>> Begin
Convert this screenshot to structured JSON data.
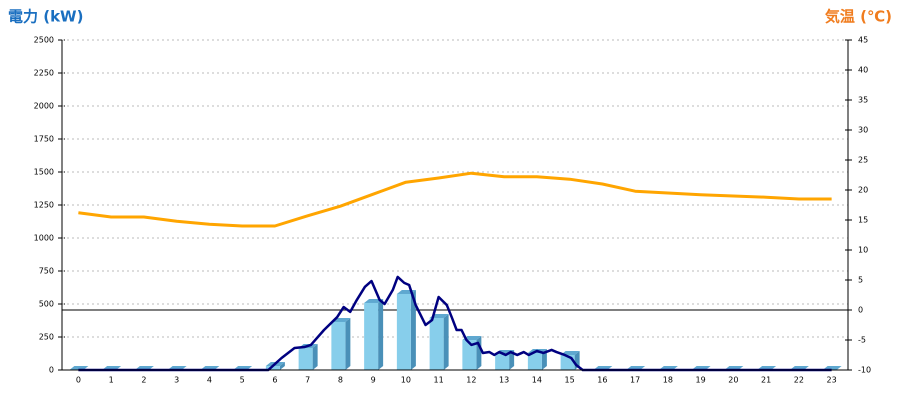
{
  "chart_data": {
    "type": "bar",
    "y_label": "電力 (kW)",
    "y2_label": "気温 (℃)",
    "categories": [
      "0",
      "1",
      "2",
      "3",
      "4",
      "5",
      "6",
      "7",
      "8",
      "9",
      "10",
      "11",
      "12",
      "13",
      "14",
      "15",
      "16",
      "17",
      "18",
      "19",
      "20",
      "21",
      "22",
      "23"
    ],
    "ylim": [
      0,
      2500
    ],
    "yticks": [
      0,
      250,
      500,
      750,
      1000,
      1250,
      1500,
      1750,
      2000,
      2250,
      2500
    ],
    "y2lim": [
      -10,
      45
    ],
    "y2ticks": [
      -10,
      -5,
      0,
      5,
      10,
      15,
      20,
      25,
      30,
      35,
      40,
      45
    ],
    "grid": true,
    "series": [
      {
        "type": "bar",
        "color": "#87ceeb",
        "values": [
          0,
          0,
          0,
          0,
          0,
          0,
          30,
          167,
          364,
          508,
          576,
          394,
          227,
          121,
          129,
          114,
          0,
          0,
          0,
          0,
          0,
          0,
          0,
          0
        ]
      },
      {
        "type": "line",
        "color": "#000080",
        "x": [
          0,
          5.8,
          6.0,
          6.2,
          6.6,
          6.9,
          7.1,
          7.5,
          7.9,
          8.1,
          8.3,
          8.5,
          8.75,
          8.95,
          9.2,
          9.35,
          9.6,
          9.75,
          9.95,
          10.1,
          10.3,
          10.6,
          10.8,
          11.0,
          11.25,
          11.4,
          11.55,
          11.7,
          11.85,
          12.0,
          12.2,
          12.35,
          12.55,
          12.7,
          12.85,
          13.05,
          13.2,
          13.4,
          13.6,
          13.75,
          14.0,
          14.2,
          14.45,
          14.6,
          14.85,
          15.05,
          15.2,
          15.4,
          23
        ],
        "values": [
          0,
          0,
          45,
          90,
          167,
          174,
          190,
          303,
          400,
          477,
          440,
          530,
          630,
          674,
          530,
          500,
          606,
          705,
          660,
          644,
          492,
          341,
          379,
          553,
          492,
          400,
          303,
          303,
          227,
          190,
          205,
          129,
          136,
          114,
          136,
          114,
          136,
          114,
          136,
          114,
          144,
          129,
          152,
          136,
          114,
          91,
          38,
          0,
          0
        ]
      },
      {
        "type": "line",
        "axis": "y2",
        "color": "#ffa500",
        "values": [
          16.2,
          15.5,
          15.5,
          14.8,
          14.3,
          14,
          14,
          15.7,
          17.3,
          19.3,
          21.3,
          22,
          22.8,
          22.2,
          22.2,
          21.8,
          21,
          19.8,
          19.5,
          19.2,
          19,
          18.8,
          18.5,
          18.5
        ]
      }
    ]
  }
}
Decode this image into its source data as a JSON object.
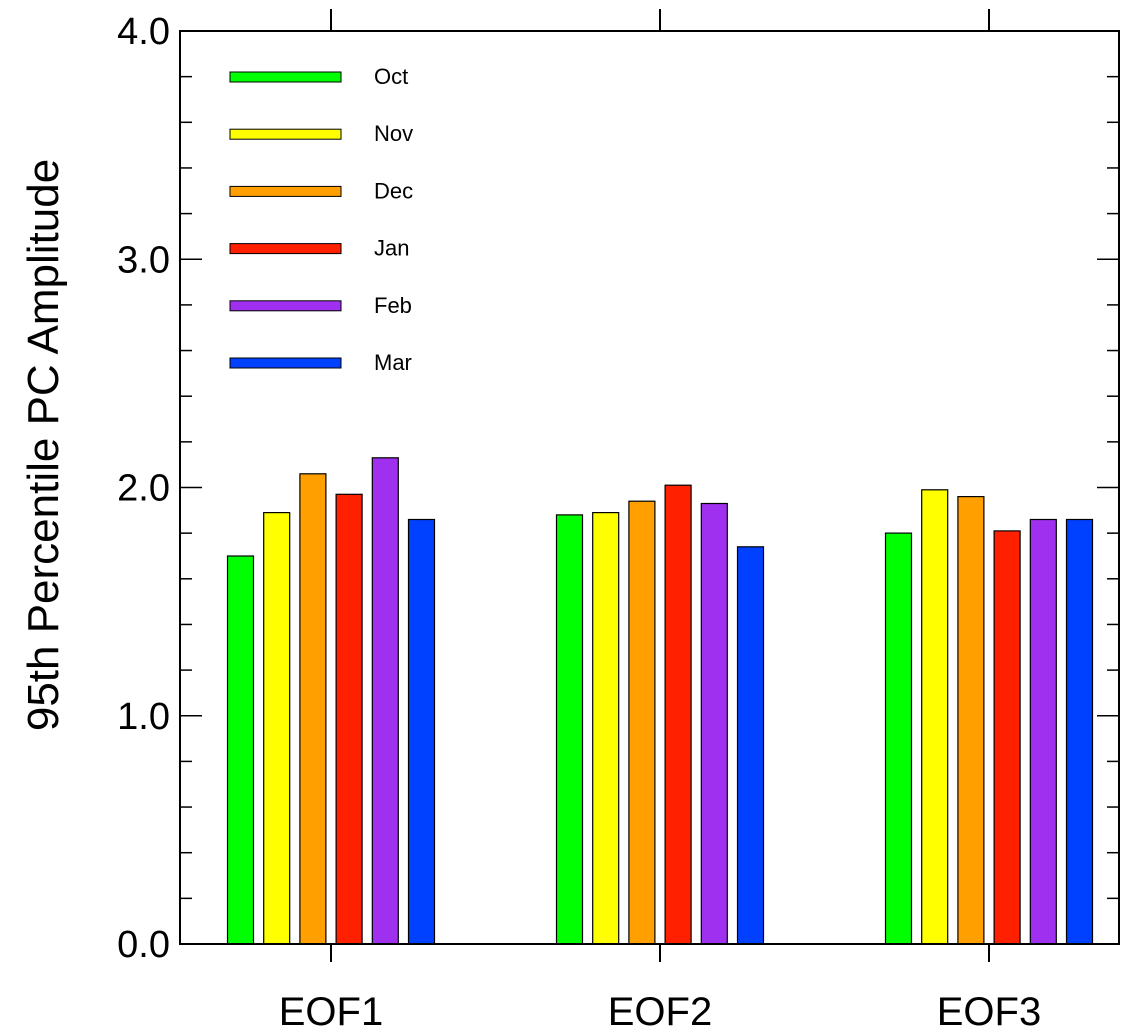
{
  "chart_data": {
    "type": "bar",
    "categories": [
      "EOF1",
      "EOF2",
      "EOF3"
    ],
    "ylabel": "95th Percentile PC Amplitude",
    "xlabel": "",
    "ylim": [
      0,
      4
    ],
    "yticks": [
      "0.0",
      "1.0",
      "2.0",
      "3.0",
      "4.0"
    ],
    "legend_position": "top-left",
    "series": [
      {
        "name": "Oct",
        "color": "#00ff00",
        "values": [
          1.7,
          1.88,
          1.8
        ]
      },
      {
        "name": "Nov",
        "color": "#ffff00",
        "values": [
          1.89,
          1.89,
          1.99
        ]
      },
      {
        "name": "Dec",
        "color": "#ffa000",
        "values": [
          2.06,
          1.94,
          1.96
        ]
      },
      {
        "name": "Jan",
        "color": "#ff2000",
        "values": [
          1.97,
          2.01,
          1.81
        ]
      },
      {
        "name": "Feb",
        "color": "#a030f0",
        "values": [
          2.13,
          1.93,
          1.86
        ]
      },
      {
        "name": "Mar",
        "color": "#0040ff",
        "values": [
          1.86,
          1.74,
          1.86
        ]
      }
    ]
  }
}
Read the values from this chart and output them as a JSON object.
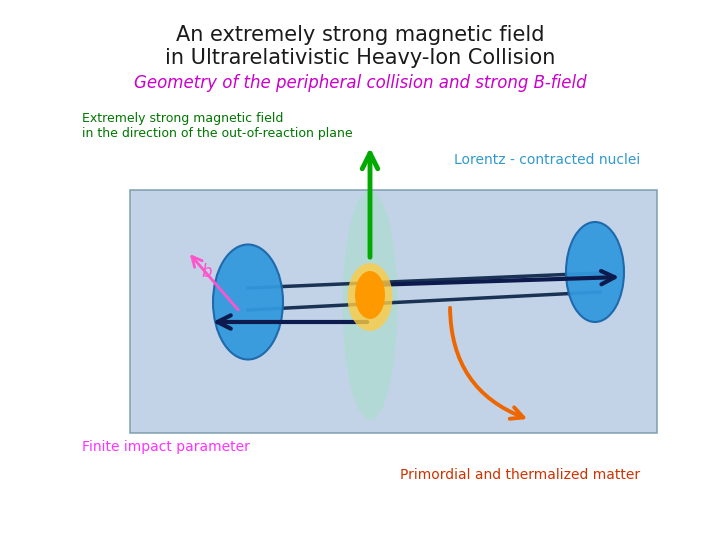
>> End
> What needs to be done:
Identify the lines that contain the string "color", and copy every one of them.

> Solution to this problem:
        "color": "#87ceeb",
        "color": "#000080",
        "color": "#ffa500",
        "color": "#00ff00",
        "color": "#ffff00",
        "color": "#ffa000",
        "color": "#ff2000",
        "color": "#a030f0",
        "color": "#0040ff",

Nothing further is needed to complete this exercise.